>> Begin RECORDS PROVIDED
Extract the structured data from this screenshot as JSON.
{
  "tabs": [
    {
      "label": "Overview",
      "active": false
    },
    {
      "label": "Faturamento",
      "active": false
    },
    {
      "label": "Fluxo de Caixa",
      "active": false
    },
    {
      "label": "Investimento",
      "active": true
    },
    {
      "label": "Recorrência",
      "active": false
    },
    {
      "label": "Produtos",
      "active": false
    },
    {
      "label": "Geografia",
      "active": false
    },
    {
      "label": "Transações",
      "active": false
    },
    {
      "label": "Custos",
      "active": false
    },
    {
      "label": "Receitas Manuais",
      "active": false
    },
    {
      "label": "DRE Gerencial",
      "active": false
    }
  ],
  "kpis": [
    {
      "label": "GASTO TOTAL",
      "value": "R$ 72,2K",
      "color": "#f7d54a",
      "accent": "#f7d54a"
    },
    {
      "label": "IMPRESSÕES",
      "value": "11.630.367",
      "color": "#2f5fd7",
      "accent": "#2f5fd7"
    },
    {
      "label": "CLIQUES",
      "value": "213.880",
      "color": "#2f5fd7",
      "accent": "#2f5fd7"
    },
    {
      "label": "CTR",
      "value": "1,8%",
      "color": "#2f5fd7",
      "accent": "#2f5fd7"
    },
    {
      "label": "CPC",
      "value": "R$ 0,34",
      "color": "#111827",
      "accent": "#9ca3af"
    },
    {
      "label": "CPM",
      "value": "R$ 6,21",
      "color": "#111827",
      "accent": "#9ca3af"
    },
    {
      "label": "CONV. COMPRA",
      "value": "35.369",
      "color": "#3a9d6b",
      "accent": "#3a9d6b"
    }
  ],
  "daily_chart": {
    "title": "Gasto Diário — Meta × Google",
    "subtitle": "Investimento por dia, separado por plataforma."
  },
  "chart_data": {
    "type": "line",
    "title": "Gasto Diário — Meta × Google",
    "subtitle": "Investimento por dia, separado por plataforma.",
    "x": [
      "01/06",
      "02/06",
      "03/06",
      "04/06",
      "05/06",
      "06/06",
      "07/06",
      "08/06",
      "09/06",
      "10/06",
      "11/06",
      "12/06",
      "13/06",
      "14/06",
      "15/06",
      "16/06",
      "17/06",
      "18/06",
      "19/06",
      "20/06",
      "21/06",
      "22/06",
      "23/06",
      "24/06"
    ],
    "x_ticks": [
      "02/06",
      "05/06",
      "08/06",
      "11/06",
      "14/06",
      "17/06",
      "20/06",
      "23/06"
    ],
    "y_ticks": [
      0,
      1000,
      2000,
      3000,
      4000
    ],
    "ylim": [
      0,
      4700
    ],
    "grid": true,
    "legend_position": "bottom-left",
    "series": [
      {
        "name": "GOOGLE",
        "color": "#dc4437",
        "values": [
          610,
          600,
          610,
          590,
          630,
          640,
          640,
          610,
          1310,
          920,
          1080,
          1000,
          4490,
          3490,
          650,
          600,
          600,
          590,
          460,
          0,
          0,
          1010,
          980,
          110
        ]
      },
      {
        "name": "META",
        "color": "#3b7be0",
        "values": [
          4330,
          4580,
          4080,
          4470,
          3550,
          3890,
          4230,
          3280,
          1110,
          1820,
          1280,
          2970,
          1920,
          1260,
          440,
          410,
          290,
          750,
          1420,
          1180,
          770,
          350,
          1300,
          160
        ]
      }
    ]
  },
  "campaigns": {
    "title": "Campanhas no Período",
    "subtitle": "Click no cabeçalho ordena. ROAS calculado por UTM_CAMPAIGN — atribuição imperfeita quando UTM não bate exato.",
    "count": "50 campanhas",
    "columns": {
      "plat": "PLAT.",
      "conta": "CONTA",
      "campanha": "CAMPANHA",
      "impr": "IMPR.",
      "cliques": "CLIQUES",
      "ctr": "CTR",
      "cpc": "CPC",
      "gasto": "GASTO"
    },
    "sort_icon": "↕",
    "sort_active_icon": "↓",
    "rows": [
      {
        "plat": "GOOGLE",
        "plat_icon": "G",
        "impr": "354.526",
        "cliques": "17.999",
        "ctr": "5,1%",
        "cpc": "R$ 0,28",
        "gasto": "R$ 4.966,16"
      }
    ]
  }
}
>> End RECORDS PROVIDED
- [WHAT TO DO] Copy each line of the entries that includes the word "separado".

- [EXERCISE OUTPUT]
    "subtitle": "Investimento por dia, separado por plataforma."
    "subtitle": "Investimento por dia, separado por plataforma.",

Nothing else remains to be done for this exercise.